* What the task asks: Each record must be reproduced exactly as it is shown.
** Start Supplied data **
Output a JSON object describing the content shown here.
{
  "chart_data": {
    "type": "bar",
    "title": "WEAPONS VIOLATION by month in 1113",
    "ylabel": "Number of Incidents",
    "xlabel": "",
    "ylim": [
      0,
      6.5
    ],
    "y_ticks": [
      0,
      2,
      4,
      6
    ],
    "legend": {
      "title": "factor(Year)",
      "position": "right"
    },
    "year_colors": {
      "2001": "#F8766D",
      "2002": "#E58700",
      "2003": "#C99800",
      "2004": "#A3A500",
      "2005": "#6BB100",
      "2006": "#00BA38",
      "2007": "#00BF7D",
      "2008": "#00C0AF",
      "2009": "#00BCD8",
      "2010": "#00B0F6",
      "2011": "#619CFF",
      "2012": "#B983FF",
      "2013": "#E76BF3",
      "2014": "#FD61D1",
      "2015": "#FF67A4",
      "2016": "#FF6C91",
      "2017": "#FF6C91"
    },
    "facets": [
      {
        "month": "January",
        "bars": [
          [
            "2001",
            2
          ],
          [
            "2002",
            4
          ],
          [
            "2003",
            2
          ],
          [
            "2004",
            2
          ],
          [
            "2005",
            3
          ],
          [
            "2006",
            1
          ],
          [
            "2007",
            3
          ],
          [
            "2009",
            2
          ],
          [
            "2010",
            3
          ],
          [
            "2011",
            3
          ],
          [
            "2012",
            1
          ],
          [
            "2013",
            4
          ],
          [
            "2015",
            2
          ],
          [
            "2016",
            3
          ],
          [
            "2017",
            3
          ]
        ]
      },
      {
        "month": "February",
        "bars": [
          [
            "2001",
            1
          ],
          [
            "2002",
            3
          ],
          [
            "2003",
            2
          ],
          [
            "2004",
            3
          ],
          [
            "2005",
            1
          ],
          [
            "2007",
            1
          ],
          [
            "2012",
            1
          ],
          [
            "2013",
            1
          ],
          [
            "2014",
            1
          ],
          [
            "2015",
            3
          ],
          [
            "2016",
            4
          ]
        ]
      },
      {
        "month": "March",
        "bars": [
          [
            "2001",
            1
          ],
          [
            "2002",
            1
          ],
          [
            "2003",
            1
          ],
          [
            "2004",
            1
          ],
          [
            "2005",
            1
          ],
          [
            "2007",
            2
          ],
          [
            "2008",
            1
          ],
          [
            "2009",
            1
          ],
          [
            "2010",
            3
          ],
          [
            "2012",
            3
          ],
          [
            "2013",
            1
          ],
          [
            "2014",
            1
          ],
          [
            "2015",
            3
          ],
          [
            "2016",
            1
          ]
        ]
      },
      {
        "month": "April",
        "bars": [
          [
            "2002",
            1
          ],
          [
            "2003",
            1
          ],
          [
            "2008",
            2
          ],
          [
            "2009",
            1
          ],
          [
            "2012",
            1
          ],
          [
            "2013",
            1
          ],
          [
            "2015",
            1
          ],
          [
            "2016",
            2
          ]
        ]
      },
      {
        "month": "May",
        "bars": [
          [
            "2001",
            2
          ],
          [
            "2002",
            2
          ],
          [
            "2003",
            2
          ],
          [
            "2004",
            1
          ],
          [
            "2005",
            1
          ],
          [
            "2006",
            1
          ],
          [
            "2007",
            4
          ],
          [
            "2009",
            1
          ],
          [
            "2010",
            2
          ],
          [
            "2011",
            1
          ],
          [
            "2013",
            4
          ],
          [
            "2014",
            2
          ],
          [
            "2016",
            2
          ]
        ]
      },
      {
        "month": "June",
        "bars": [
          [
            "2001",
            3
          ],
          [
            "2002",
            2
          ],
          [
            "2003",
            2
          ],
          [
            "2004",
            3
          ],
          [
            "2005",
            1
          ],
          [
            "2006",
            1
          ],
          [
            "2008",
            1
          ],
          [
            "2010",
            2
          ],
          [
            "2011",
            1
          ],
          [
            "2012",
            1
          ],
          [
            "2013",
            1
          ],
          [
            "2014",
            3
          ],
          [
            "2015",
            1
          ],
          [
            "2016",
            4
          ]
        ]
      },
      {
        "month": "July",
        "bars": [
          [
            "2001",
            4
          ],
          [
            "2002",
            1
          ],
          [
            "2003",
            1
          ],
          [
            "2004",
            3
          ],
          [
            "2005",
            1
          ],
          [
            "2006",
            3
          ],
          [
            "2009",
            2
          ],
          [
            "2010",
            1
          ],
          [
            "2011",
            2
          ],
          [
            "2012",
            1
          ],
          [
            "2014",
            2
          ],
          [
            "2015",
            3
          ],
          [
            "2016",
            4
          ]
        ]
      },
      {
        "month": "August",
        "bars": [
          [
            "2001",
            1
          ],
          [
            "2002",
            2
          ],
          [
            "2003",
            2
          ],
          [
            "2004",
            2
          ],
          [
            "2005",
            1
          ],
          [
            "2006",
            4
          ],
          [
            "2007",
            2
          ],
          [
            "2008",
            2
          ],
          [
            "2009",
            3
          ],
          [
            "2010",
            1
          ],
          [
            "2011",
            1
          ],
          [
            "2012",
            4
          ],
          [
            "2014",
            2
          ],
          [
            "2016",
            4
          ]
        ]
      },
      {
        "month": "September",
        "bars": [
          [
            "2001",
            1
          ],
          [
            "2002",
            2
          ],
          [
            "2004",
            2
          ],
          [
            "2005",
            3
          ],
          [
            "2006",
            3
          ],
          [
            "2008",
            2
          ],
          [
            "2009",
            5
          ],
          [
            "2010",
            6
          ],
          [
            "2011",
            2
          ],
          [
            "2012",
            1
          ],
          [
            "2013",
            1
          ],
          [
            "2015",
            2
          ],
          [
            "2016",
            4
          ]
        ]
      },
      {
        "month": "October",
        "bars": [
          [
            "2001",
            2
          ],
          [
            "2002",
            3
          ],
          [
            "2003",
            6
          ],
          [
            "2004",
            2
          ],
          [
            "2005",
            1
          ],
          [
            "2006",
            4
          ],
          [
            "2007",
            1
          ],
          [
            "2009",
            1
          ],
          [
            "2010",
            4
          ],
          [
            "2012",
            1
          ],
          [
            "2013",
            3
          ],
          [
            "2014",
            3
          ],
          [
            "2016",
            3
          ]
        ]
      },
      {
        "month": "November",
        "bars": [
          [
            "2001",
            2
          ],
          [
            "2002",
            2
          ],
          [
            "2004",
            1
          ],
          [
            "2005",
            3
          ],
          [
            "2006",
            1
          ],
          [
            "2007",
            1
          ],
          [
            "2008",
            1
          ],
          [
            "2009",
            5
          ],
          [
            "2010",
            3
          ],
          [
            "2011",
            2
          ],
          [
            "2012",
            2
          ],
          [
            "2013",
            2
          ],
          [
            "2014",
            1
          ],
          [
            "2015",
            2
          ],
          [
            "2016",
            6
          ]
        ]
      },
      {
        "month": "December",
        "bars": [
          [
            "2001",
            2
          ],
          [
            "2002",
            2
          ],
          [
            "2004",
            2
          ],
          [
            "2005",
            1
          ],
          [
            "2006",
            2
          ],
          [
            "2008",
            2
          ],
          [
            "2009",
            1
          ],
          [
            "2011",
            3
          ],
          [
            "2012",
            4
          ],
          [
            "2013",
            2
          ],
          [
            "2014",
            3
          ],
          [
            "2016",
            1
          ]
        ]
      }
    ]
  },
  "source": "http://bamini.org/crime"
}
** End Supplied data **
* Written answer:
Output a JSON object describing the content shown here.
{
  "chart_data": {
    "type": "bar",
    "title": "WEAPONS VIOLATION by month in 1113",
    "ylabel": "Number of Incidents",
    "xlabel": "",
    "ylim": [
      0,
      6.5
    ],
    "y_ticks": [
      0,
      2,
      4,
      6
    ],
    "legend": {
      "title": "factor(Year)",
      "position": "right"
    },
    "year_colors": {
      "2001": "#F8766D",
      "2002": "#E58700",
      "2003": "#C99800",
      "2004": "#A3A500",
      "2005": "#6BB100",
      "2006": "#00BA38",
      "2007": "#00BF7D",
      "2008": "#00C0AF",
      "2009": "#00BCD8",
      "2010": "#00B0F6",
      "2011": "#619CFF",
      "2012": "#B983FF",
      "2013": "#E76BF3",
      "2014": "#FD61D1",
      "2015": "#FF67A4",
      "2016": "#FF6C91",
      "2017": "#FF6C91"
    },
    "facets": [
      {
        "month": "January",
        "bars": [
          [
            "2001",
            2
          ],
          [
            "2002",
            4
          ],
          [
            "2003",
            2
          ],
          [
            "2004",
            2
          ],
          [
            "2005",
            3
          ],
          [
            "2006",
            1
          ],
          [
            "2007",
            3
          ],
          [
            "2009",
            2
          ],
          [
            "2010",
            3
          ],
          [
            "2011",
            3
          ],
          [
            "2012",
            1
          ],
          [
            "2013",
            4
          ],
          [
            "2015",
            2
          ],
          [
            "2016",
            3
          ],
          [
            "2017",
            3
          ]
        ]
      },
      {
        "month": "February",
        "bars": [
          [
            "2001",
            1
          ],
          [
            "2002",
            3
          ],
          [
            "2003",
            2
          ],
          [
            "2004",
            3
          ],
          [
            "2005",
            1
          ],
          [
            "2007",
            1
          ],
          [
            "2012",
            1
          ],
          [
            "2013",
            1
          ],
          [
            "2014",
            1
          ],
          [
            "2015",
            3
          ],
          [
            "2016",
            4
          ]
        ]
      },
      {
        "month": "March",
        "bars": [
          [
            "2001",
            1
          ],
          [
            "2002",
            1
          ],
          [
            "2003",
            1
          ],
          [
            "2004",
            1
          ],
          [
            "2005",
            1
          ],
          [
            "2007",
            2
          ],
          [
            "2008",
            1
          ],
          [
            "2009",
            1
          ],
          [
            "2010",
            3
          ],
          [
            "2012",
            3
          ],
          [
            "2013",
            1
          ],
          [
            "2014",
            1
          ],
          [
            "2015",
            3
          ],
          [
            "2016",
            1
          ]
        ]
      },
      {
        "month": "April",
        "bars": [
          [
            "2002",
            1
          ],
          [
            "2003",
            1
          ],
          [
            "2008",
            2
          ],
          [
            "2009",
            1
          ],
          [
            "2012",
            1
          ],
          [
            "2013",
            1
          ],
          [
            "2015",
            1
          ],
          [
            "2016",
            2
          ]
        ]
      },
      {
        "month": "May",
        "bars": [
          [
            "2001",
            2
          ],
          [
            "2002",
            2
          ],
          [
            "2003",
            2
          ],
          [
            "2004",
            1
          ],
          [
            "2005",
            1
          ],
          [
            "2006",
            1
          ],
          [
            "2007",
            4
          ],
          [
            "2009",
            1
          ],
          [
            "2010",
            2
          ],
          [
            "2011",
            1
          ],
          [
            "2013",
            4
          ],
          [
            "2014",
            2
          ],
          [
            "2016",
            2
          ]
        ]
      },
      {
        "month": "June",
        "bars": [
          [
            "2001",
            3
          ],
          [
            "2002",
            2
          ],
          [
            "2003",
            2
          ],
          [
            "2004",
            3
          ],
          [
            "2005",
            1
          ],
          [
            "2006",
            1
          ],
          [
            "2008",
            1
          ],
          [
            "2010",
            2
          ],
          [
            "2011",
            1
          ],
          [
            "2012",
            1
          ],
          [
            "2013",
            1
          ],
          [
            "2014",
            3
          ],
          [
            "2015",
            1
          ],
          [
            "2016",
            4
          ]
        ]
      },
      {
        "month": "July",
        "bars": [
          [
            "2001",
            4
          ],
          [
            "2002",
            1
          ],
          [
            "2003",
            1
          ],
          [
            "2004",
            3
          ],
          [
            "2005",
            1
          ],
          [
            "2006",
            3
          ],
          [
            "2009",
            2
          ],
          [
            "2010",
            1
          ],
          [
            "2011",
            2
          ],
          [
            "2012",
            1
          ],
          [
            "2014",
            2
          ],
          [
            "2015",
            3
          ],
          [
            "2016",
            4
          ]
        ]
      },
      {
        "month": "August",
        "bars": [
          [
            "2001",
            1
          ],
          [
            "2002",
            2
          ],
          [
            "2003",
            2
          ],
          [
            "2004",
            2
          ],
          [
            "2005",
            1
          ],
          [
            "2006",
            4
          ],
          [
            "2007",
            2
          ],
          [
            "2008",
            2
          ],
          [
            "2009",
            3
          ],
          [
            "2010",
            1
          ],
          [
            "2011",
            1
          ],
          [
            "2012",
            4
          ],
          [
            "2014",
            2
          ],
          [
            "2016",
            4
          ]
        ]
      },
      {
        "month": "September",
        "bars": [
          [
            "2001",
            1
          ],
          [
            "2002",
            2
          ],
          [
            "2004",
            2
          ],
          [
            "2005",
            3
          ],
          [
            "2006",
            3
          ],
          [
            "2008",
            2
          ],
          [
            "2009",
            5
          ],
          [
            "2010",
            6
          ],
          [
            "2011",
            2
          ],
          [
            "2012",
            1
          ],
          [
            "2013",
            1
          ],
          [
            "2015",
            2
          ],
          [
            "2016",
            4
          ]
        ]
      },
      {
        "month": "October",
        "bars": [
          [
            "2001",
            2
          ],
          [
            "2002",
            3
          ],
          [
            "2003",
            6
          ],
          [
            "2004",
            2
          ],
          [
            "2005",
            1
          ],
          [
            "2006",
            4
          ],
          [
            "2007",
            1
          ],
          [
            "2009",
            1
          ],
          [
            "2010",
            4
          ],
          [
            "2012",
            1
          ],
          [
            "2013",
            3
          ],
          [
            "2014",
            3
          ],
          [
            "2016",
            3
          ]
        ]
      },
      {
        "month": "November",
        "bars": [
          [
            "2001",
            2
          ],
          [
            "2002",
            2
          ],
          [
            "2004",
            1
          ],
          [
            "2005",
            3
          ],
          [
            "2006",
            1
          ],
          [
            "2007",
            1
          ],
          [
            "2008",
            1
          ],
          [
            "2009",
            5
          ],
          [
            "2010",
            3
          ],
          [
            "2011",
            2
          ],
          [
            "2012",
            2
          ],
          [
            "2013",
            2
          ],
          [
            "2014",
            1
          ],
          [
            "2015",
            2
          ],
          [
            "2016",
            6
          ]
        ]
      },
      {
        "month": "December",
        "bars": [
          [
            "2001",
            2
          ],
          [
            "2002",
            2
          ],
          [
            "2004",
            2
          ],
          [
            "2005",
            1
          ],
          [
            "2006",
            2
          ],
          [
            "2008",
            2
          ],
          [
            "2009",
            1
          ],
          [
            "2011",
            3
          ],
          [
            "2012",
            4
          ],
          [
            "2013",
            2
          ],
          [
            "2014",
            3
          ],
          [
            "2016",
            1
          ]
        ]
      }
    ]
  },
  "source": "http://bamini.org/crime"
}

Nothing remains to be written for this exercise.